[Data records]
=======

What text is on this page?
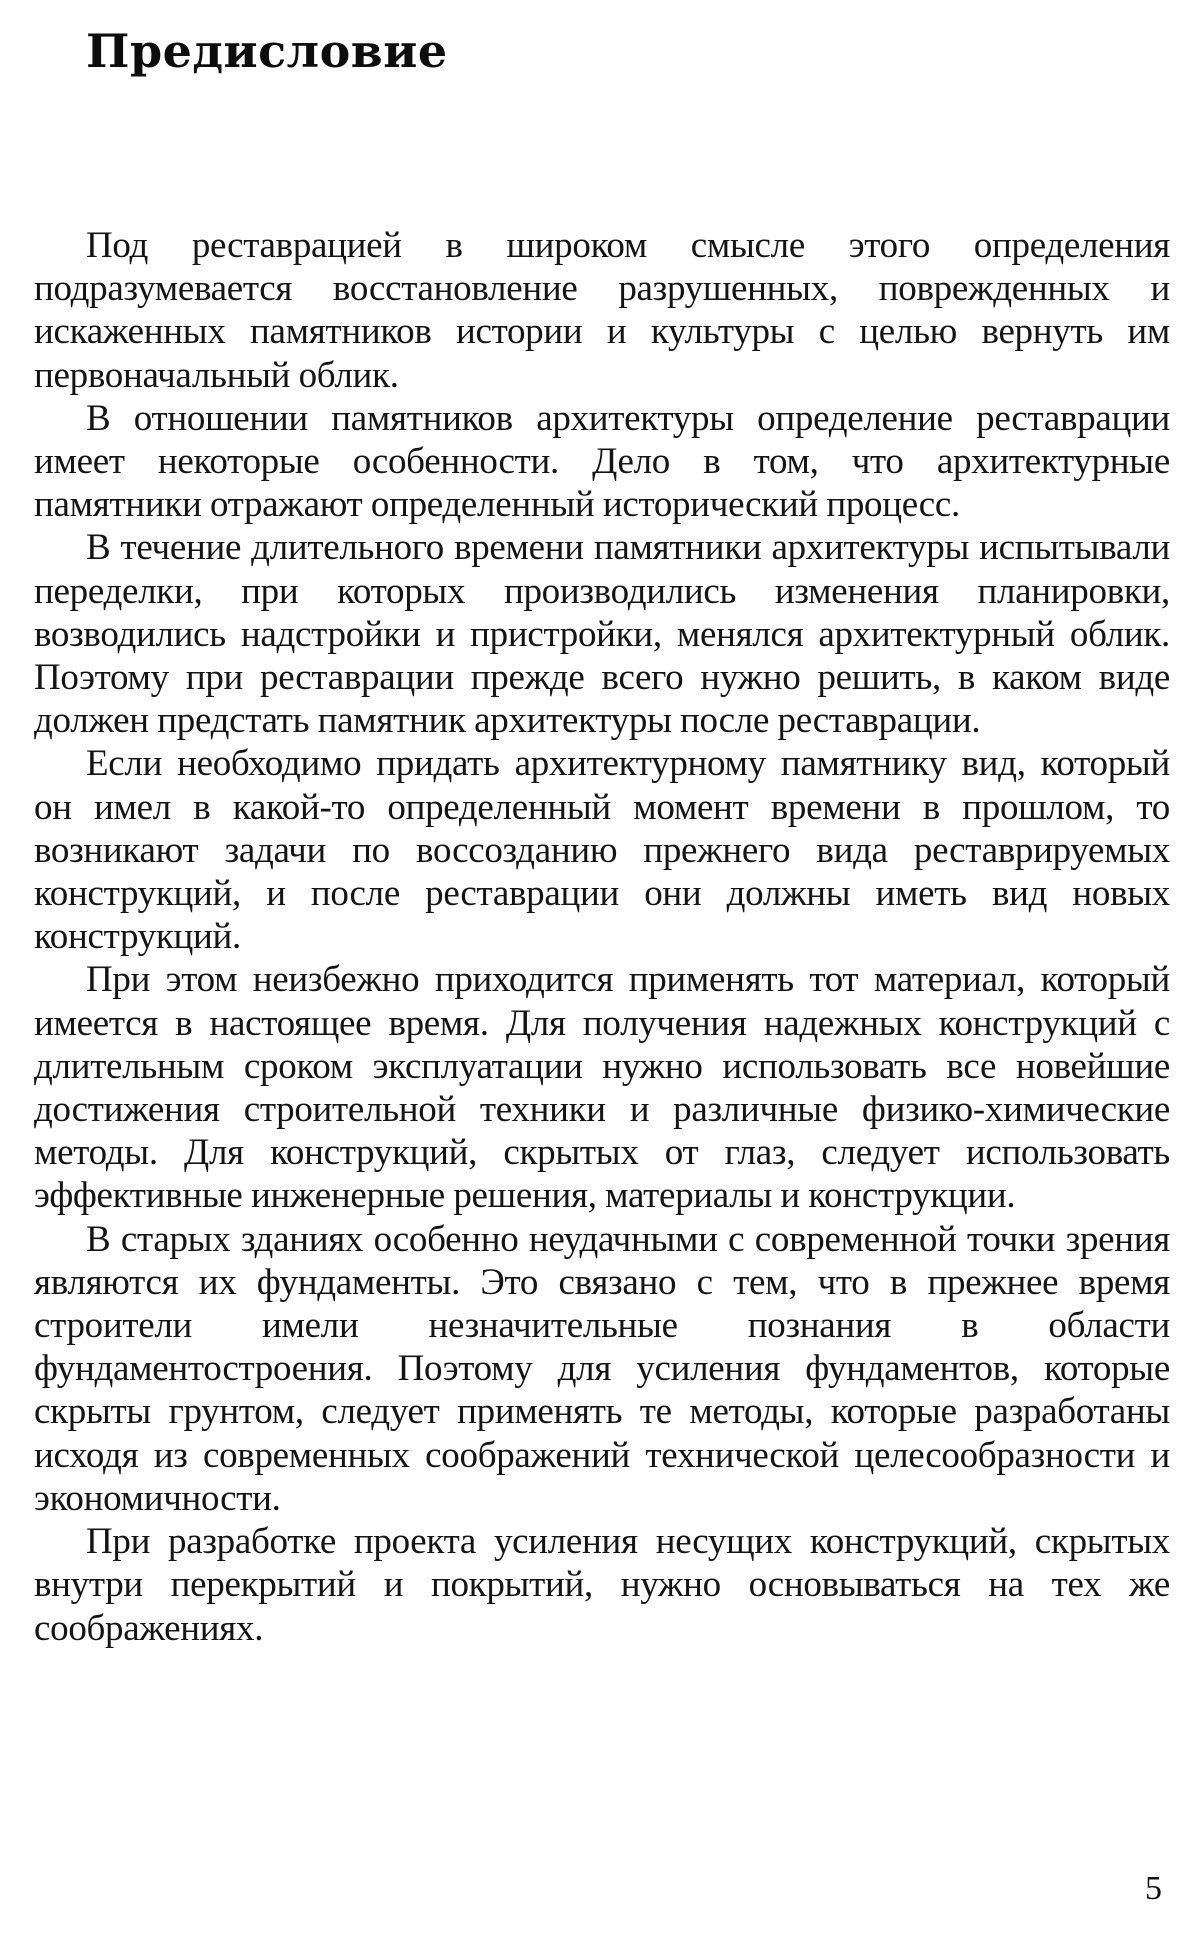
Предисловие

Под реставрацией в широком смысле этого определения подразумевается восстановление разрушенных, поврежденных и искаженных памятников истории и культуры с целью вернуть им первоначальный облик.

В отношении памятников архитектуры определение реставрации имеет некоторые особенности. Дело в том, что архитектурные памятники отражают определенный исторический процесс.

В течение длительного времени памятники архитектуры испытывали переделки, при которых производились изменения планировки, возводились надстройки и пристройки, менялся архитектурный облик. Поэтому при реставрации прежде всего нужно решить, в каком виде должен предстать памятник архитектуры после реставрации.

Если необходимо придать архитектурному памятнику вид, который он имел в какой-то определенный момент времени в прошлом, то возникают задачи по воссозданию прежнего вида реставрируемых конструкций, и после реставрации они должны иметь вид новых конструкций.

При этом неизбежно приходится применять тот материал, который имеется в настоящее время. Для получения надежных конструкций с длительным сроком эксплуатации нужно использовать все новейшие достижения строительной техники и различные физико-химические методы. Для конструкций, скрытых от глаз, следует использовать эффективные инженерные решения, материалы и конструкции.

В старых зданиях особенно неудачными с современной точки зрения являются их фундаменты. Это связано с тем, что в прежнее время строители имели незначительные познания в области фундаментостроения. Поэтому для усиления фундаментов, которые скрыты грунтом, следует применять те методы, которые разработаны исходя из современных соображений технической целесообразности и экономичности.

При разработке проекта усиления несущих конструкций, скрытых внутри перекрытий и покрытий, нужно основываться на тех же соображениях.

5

=======

- **Task description**
Pictures don't belong in the copy. Transcribe every record exactly as it appears.

- **Task response**
What text is on this page?
Предисловие

Под реставрацией в широком смысле этого определения подразумевается восстановление разрушенных, поврежденных и искаженных памятников истории и культуры с целью вернуть им первоначальный облик.

В отношении памятников архитектуры определение реставрации имеет некоторые особенности. Дело в том, что архитектурные памятники отражают определенный исторический процесс.

В течение длительного времени памятники архитектуры испытывали переделки, при которых производились изменения планировки, возводились надстройки и пристройки, менялся архитектурный облик. Поэтому при реставрации прежде всего нужно решить, в каком виде должен предстать памятник архитектуры после реставрации.

Если необходимо придать архитектурному памятнику вид, который он имел в какой-то определенный момент времени в прошлом, то возникают задачи по воссозданию прежнего вида реставрируемых конструкций, и после реставрации они должны иметь вид новых конструкций.

При этом неизбежно приходится применять тот материал, который имеется в настоящее время. Для получения надежных конструкций с длительным сроком эксплуатации нужно использовать все новейшие достижения строительной техники и различные физико-химические методы. Для конструкций, скрытых от глаз, следует использовать эффективные инженерные решения, материалы и конструкции.

В старых зданиях особенно неудачными с современной точки зрения являются их фундаменты. Это связано с тем, что в прежнее время строители имели незначительные познания в области фундаментостроения. Поэтому для усиления фундаментов, которые скрыты грунтом, следует применять те методы, которые разработаны исходя из современных соображений технической целесообразности и экономичности.

При разработке проекта усиления несущих конструкций, скрытых внутри перекрытий и покрытий, нужно основываться на тех же соображениях.

5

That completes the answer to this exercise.